» Brief
Drop the images; return everything else in the listing below exactly.

» Records for this exercise
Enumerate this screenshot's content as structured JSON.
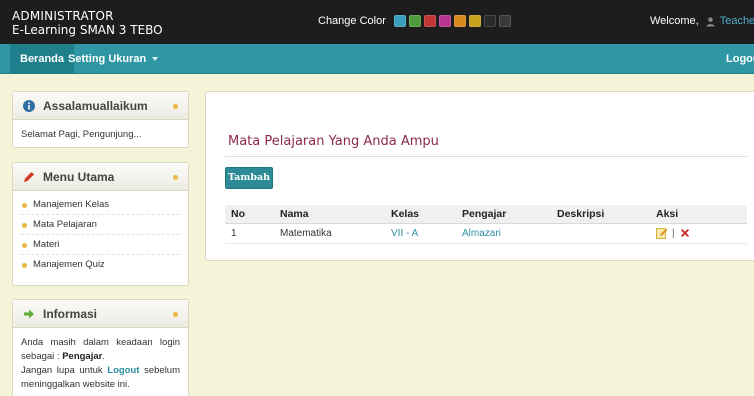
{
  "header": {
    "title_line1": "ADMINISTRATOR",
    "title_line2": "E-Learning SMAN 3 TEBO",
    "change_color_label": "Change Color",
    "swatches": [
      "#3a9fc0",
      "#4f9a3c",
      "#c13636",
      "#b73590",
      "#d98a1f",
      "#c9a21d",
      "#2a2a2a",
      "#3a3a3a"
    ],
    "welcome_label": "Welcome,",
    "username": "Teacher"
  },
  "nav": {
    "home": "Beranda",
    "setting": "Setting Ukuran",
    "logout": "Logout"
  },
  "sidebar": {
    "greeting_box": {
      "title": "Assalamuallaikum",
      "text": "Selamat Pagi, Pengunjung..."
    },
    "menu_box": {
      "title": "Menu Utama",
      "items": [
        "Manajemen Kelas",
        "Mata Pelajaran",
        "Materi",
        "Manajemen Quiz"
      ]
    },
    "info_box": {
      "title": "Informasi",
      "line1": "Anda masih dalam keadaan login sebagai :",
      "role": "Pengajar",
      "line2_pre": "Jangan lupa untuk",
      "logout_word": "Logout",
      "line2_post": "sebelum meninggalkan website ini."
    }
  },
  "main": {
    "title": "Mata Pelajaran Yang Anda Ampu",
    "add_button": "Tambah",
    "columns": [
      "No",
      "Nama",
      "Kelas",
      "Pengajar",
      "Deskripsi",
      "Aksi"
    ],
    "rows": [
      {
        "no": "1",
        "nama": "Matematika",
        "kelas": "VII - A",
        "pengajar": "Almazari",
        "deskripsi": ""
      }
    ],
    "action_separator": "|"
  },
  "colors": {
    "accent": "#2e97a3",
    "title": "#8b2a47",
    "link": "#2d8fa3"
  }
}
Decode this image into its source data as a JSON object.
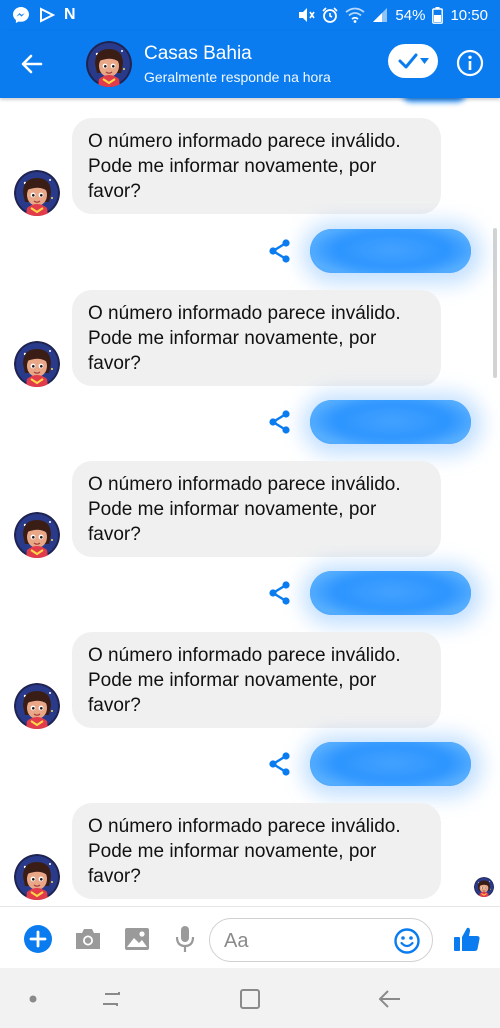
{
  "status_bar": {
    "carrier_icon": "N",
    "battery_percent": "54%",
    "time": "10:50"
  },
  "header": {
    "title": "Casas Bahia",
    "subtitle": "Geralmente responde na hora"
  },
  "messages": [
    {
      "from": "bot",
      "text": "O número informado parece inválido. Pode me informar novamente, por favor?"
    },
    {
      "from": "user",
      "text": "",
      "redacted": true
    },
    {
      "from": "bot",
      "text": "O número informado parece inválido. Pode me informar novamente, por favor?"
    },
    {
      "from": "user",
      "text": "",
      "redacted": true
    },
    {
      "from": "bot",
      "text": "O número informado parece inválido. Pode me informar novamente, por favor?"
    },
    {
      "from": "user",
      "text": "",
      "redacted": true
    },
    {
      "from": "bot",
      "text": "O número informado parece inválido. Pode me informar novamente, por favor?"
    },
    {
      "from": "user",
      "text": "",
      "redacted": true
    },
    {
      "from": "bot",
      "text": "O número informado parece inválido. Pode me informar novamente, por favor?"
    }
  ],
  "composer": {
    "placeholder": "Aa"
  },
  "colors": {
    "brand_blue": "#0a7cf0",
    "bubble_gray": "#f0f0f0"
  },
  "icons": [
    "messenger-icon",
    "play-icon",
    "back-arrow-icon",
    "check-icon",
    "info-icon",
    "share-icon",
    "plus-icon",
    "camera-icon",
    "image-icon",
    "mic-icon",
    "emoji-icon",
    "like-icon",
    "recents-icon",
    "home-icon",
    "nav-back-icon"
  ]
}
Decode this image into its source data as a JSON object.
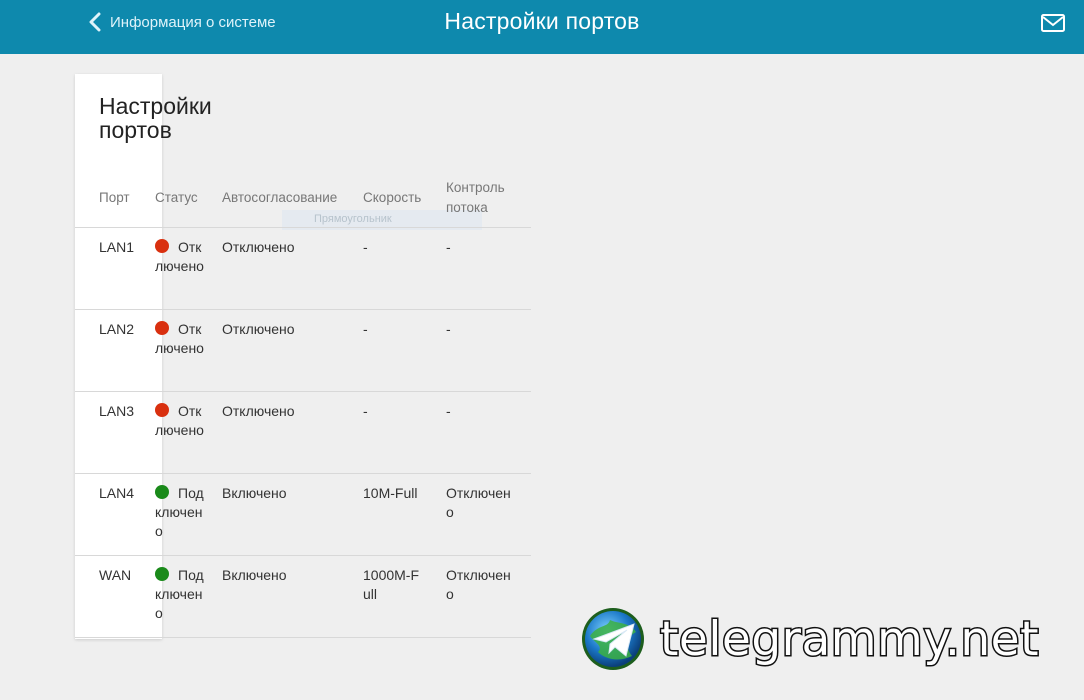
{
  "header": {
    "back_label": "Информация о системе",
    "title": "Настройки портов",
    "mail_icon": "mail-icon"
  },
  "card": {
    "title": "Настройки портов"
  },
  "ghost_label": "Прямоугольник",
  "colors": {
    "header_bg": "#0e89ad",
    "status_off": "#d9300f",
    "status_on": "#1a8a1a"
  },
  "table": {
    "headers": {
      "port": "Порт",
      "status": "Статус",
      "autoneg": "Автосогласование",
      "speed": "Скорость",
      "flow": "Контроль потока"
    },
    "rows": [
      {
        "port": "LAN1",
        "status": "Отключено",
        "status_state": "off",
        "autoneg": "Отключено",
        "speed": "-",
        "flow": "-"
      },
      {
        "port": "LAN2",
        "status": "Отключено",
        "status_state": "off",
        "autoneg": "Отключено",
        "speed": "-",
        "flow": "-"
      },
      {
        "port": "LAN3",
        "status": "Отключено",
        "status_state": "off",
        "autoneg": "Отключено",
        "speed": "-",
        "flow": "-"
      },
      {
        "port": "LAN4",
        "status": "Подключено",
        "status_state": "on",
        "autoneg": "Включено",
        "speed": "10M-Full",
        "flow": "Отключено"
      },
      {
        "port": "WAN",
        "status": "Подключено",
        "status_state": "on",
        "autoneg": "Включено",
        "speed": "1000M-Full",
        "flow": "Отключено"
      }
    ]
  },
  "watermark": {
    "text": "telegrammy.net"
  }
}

» Full solution
Enumerate this screenshot's content as structured JSON.
{
  "header": {
    "title_line1": "ADMINISTRATOR",
    "title_line2": "E-Learning SMAN 3 TEBO",
    "change_color_label": "Change Color",
    "swatches": [
      "#3a9fc0",
      "#4f9a3c",
      "#c13636",
      "#b73590",
      "#d98a1f",
      "#c9a21d",
      "#2a2a2a",
      "#3a3a3a"
    ],
    "welcome_label": "Welcome,",
    "username": "Teacher"
  },
  "nav": {
    "home": "Beranda",
    "setting": "Setting Ukuran",
    "logout": "Logout"
  },
  "sidebar": {
    "greeting_box": {
      "title": "Assalamuallaikum",
      "text": "Selamat Pagi, Pengunjung..."
    },
    "menu_box": {
      "title": "Menu Utama",
      "items": [
        "Manajemen Kelas",
        "Mata Pelajaran",
        "Materi",
        "Manajemen Quiz"
      ]
    },
    "info_box": {
      "title": "Informasi",
      "line1": "Anda masih dalam keadaan login sebagai :",
      "role": "Pengajar",
      "line2_pre": "Jangan lupa untuk",
      "logout_word": "Logout",
      "line2_post": "sebelum meninggalkan website ini."
    }
  },
  "main": {
    "title": "Mata Pelajaran Yang Anda Ampu",
    "add_button": "Tambah",
    "columns": [
      "No",
      "Nama",
      "Kelas",
      "Pengajar",
      "Deskripsi",
      "Aksi"
    ],
    "rows": [
      {
        "no": "1",
        "nama": "Matematika",
        "kelas": "VII - A",
        "pengajar": "Almazari",
        "deskripsi": ""
      }
    ],
    "action_separator": "|"
  },
  "colors": {
    "accent": "#2e97a3",
    "title": "#8b2a47",
    "link": "#2d8fa3"
  }
}
Decode this image into its source data as a JSON object.
{
  "status_bar": {
    "carrier_icon": "N",
    "battery_percent": "54%",
    "time": "10:50"
  },
  "header": {
    "title": "Casas Bahia",
    "subtitle": "Geralmente responde na hora"
  },
  "messages": [
    {
      "from": "bot",
      "text": "O número informado parece inválido. Pode me informar novamente, por favor?"
    },
    {
      "from": "user",
      "text": "",
      "redacted": true
    },
    {
      "from": "bot",
      "text": "O número informado parece inválido. Pode me informar novamente, por favor?"
    },
    {
      "from": "user",
      "text": "",
      "redacted": true
    },
    {
      "from": "bot",
      "text": "O número informado parece inválido. Pode me informar novamente, por favor?"
    },
    {
      "from": "user",
      "text": "",
      "redacted": true
    },
    {
      "from": "bot",
      "text": "O número informado parece inválido. Pode me informar novamente, por favor?"
    },
    {
      "from": "user",
      "text": "",
      "redacted": true
    },
    {
      "from": "bot",
      "text": "O número informado parece inválido. Pode me informar novamente, por favor?"
    }
  ],
  "composer": {
    "placeholder": "Aa"
  },
  "colors": {
    "brand_blue": "#0a7cf0",
    "bubble_gray": "#f0f0f0"
  },
  "icons": [
    "messenger-icon",
    "play-icon",
    "back-arrow-icon",
    "check-icon",
    "info-icon",
    "share-icon",
    "plus-icon",
    "camera-icon",
    "image-icon",
    "mic-icon",
    "emoji-icon",
    "like-icon",
    "recents-icon",
    "home-icon",
    "nav-back-icon"
  ]
}
Decode this image into its source data as a JSON object.
{
  "header": {
    "back_label": "Информация о системе",
    "title": "Настройки портов",
    "mail_icon": "mail-icon"
  },
  "card": {
    "title": "Настройки портов"
  },
  "ghost_label": "Прямоугольник",
  "colors": {
    "header_bg": "#0e89ad",
    "status_off": "#d9300f",
    "status_on": "#1a8a1a"
  },
  "table": {
    "headers": {
      "port": "Порт",
      "status": "Статус",
      "autoneg": "Автосогласование",
      "speed": "Скорость",
      "flow": "Контроль потока"
    },
    "rows": [
      {
        "port": "LAN1",
        "status": "Отключено",
        "status_state": "off",
        "autoneg": "Отключено",
        "speed": "-",
        "flow": "-"
      },
      {
        "port": "LAN2",
        "status": "Отключено",
        "status_state": "off",
        "autoneg": "Отключено",
        "speed": "-",
        "flow": "-"
      },
      {
        "port": "LAN3",
        "status": "Отключено",
        "status_state": "off",
        "autoneg": "Отключено",
        "speed": "-",
        "flow": "-"
      },
      {
        "port": "LAN4",
        "status": "Подключено",
        "status_state": "on",
        "autoneg": "Включено",
        "speed": "10M-Full",
        "flow": "Отключено"
      },
      {
        "port": "WAN",
        "status": "Подключено",
        "status_state": "on",
        "autoneg": "Включено",
        "speed": "1000M-Full",
        "flow": "Отключено"
      }
    ]
  },
  "watermark": {
    "text": "telegrammy.net"
  }
}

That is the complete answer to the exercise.